[Assigned task] Each line below that holds the word "break" counts toward the answer; reply with the total number only.

*** Exercise inputs

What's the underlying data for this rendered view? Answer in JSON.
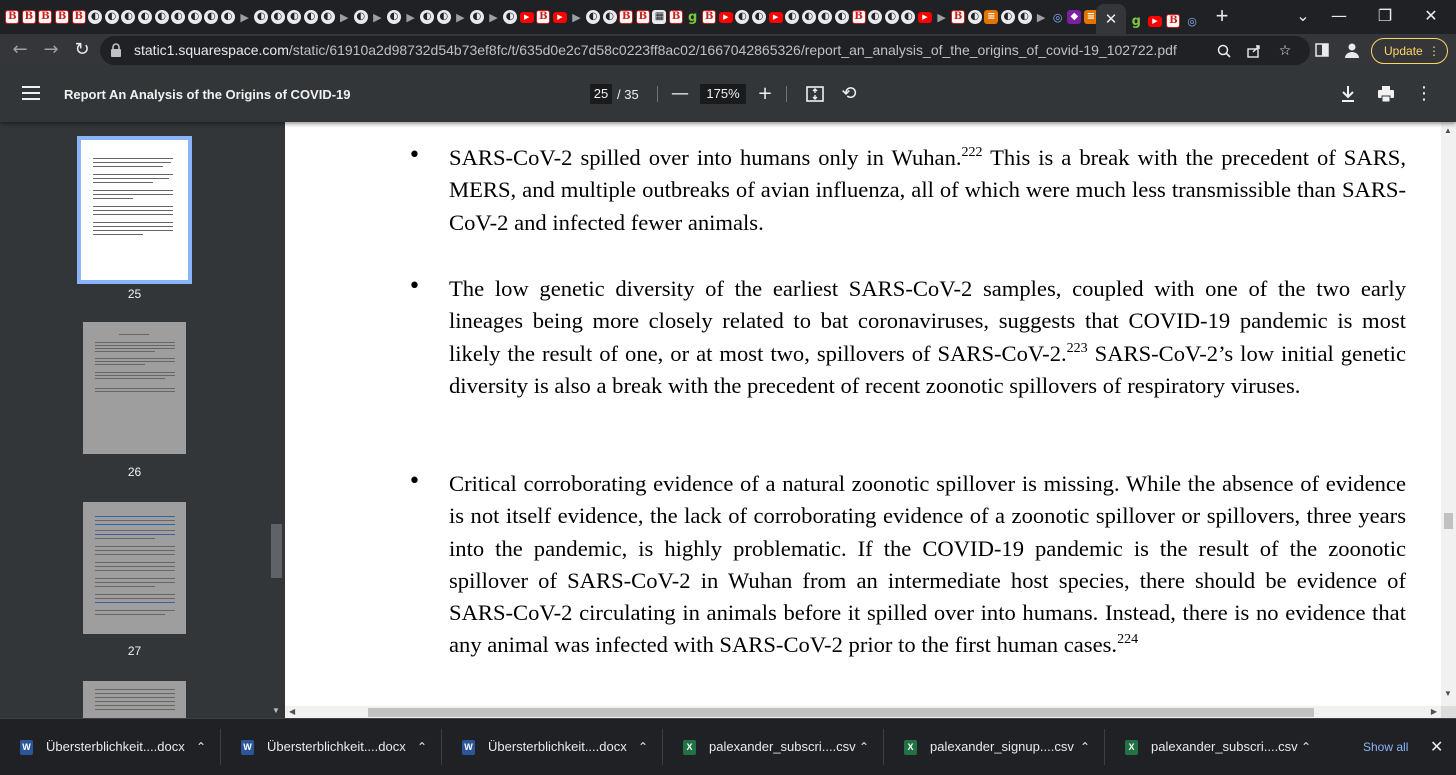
{
  "browser": {
    "tab_favicons": [
      "B",
      "B",
      "B",
      "B",
      "B",
      "C",
      "C",
      "C",
      "C",
      "C",
      "C",
      "C",
      "C",
      "C",
      "D",
      "C",
      "C",
      "C",
      "C",
      "C",
      "D",
      "C",
      "D",
      "C",
      "D",
      "C",
      "C",
      "D",
      "C",
      "D",
      "C",
      "Y",
      "B",
      "Y",
      "D",
      "C",
      "C",
      "B",
      "B",
      "W",
      "B",
      "G",
      "B",
      "Y",
      "C",
      "C",
      "Y",
      "C",
      "C",
      "C",
      "C",
      "B",
      "C",
      "C",
      "C",
      "Y",
      "D",
      "B",
      "C",
      "S",
      "C",
      "C",
      "D",
      "K",
      "P",
      "S",
      "C"
    ],
    "active_tab_close": "✕",
    "after_active_favicons": [
      "G",
      "Y",
      "B",
      "K"
    ],
    "new_tab": "+",
    "window_controls": {
      "dropdown": "⌄",
      "minimize": "—",
      "restore": "❐",
      "close": "✕"
    }
  },
  "toolbar": {
    "back": "←",
    "forward": "→",
    "reload": "↻",
    "url_host": "static1.squarespace.com",
    "url_path": "/static/61910a2d98732d54b73ef8fc/t/635d0e2c7d58c0223ff8ac02/1667042865326/report_an_analysis_of_the_origins_of_covid-19_102722.pdf",
    "update_label": "Update"
  },
  "pdf_toolbar": {
    "title": "Report An Analysis of the Origins of COVID-19",
    "current_page": "25",
    "total_pages": "/ 35",
    "zoom": "175%"
  },
  "thumbnails": [
    {
      "label": "25",
      "selected": true
    },
    {
      "label": "26",
      "selected": false
    },
    {
      "label": "27",
      "selected": false
    }
  ],
  "content": {
    "bullets": [
      {
        "text_a": "SARS-CoV-2 spilled over into humans only in Wuhan.",
        "ref_a": "222",
        "text_b": " This is a break with the precedent of SARS, MERS, and multiple outbreaks of avian influenza, all of which were much less transmissible than SARS-CoV-2 and infected fewer animals."
      },
      {
        "text_a": "The low genetic diversity of the earliest SARS-CoV-2 samples, coupled with one of the two early lineages being more closely related to bat coronaviruses, suggests that COVID-19 pandemic is most likely the result of one, or at most two, spillovers of SARS-CoV-2.",
        "ref_a": "223",
        "text_b": " SARS-CoV-2’s low initial genetic diversity is also a break with the precedent of recent zoonotic spillovers of respiratory viruses."
      },
      {
        "text_a": "Critical corroborating evidence of a natural zoonotic spillover is missing. While the absence of evidence is not itself evidence, the lack of corroborating evidence of a zoonotic spillover or spillovers, three years into the pandemic, is highly problematic.  If the COVID-19 pandemic is the result of the zoonotic spillover of SARS-CoV-2 in Wuhan from an intermediate host species, there should be evidence of SARS-CoV-2 circulating in animals before it spilled over into humans. Instead, there is no evidence that any animal was infected with SARS-CoV-2 prior to the first human cases.",
        "ref_a": "224",
        "text_b": ""
      }
    ]
  },
  "downloads": {
    "items": [
      {
        "name": "Übersterblichkeit....docx",
        "type": "docx",
        "icon": "W"
      },
      {
        "name": "Übersterblichkeit....docx",
        "type": "docx",
        "icon": "W"
      },
      {
        "name": "Übersterblichkeit....docx",
        "type": "docx",
        "icon": "W"
      },
      {
        "name": "palexander_subscri....csv",
        "type": "csv",
        "icon": "X"
      },
      {
        "name": "palexander_signup....csv",
        "type": "csv",
        "icon": "X"
      },
      {
        "name": "palexander_subscri....csv",
        "type": "csv",
        "icon": "X"
      }
    ],
    "show_all": "Show all",
    "close": "✕"
  }
}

******

[Written response] 2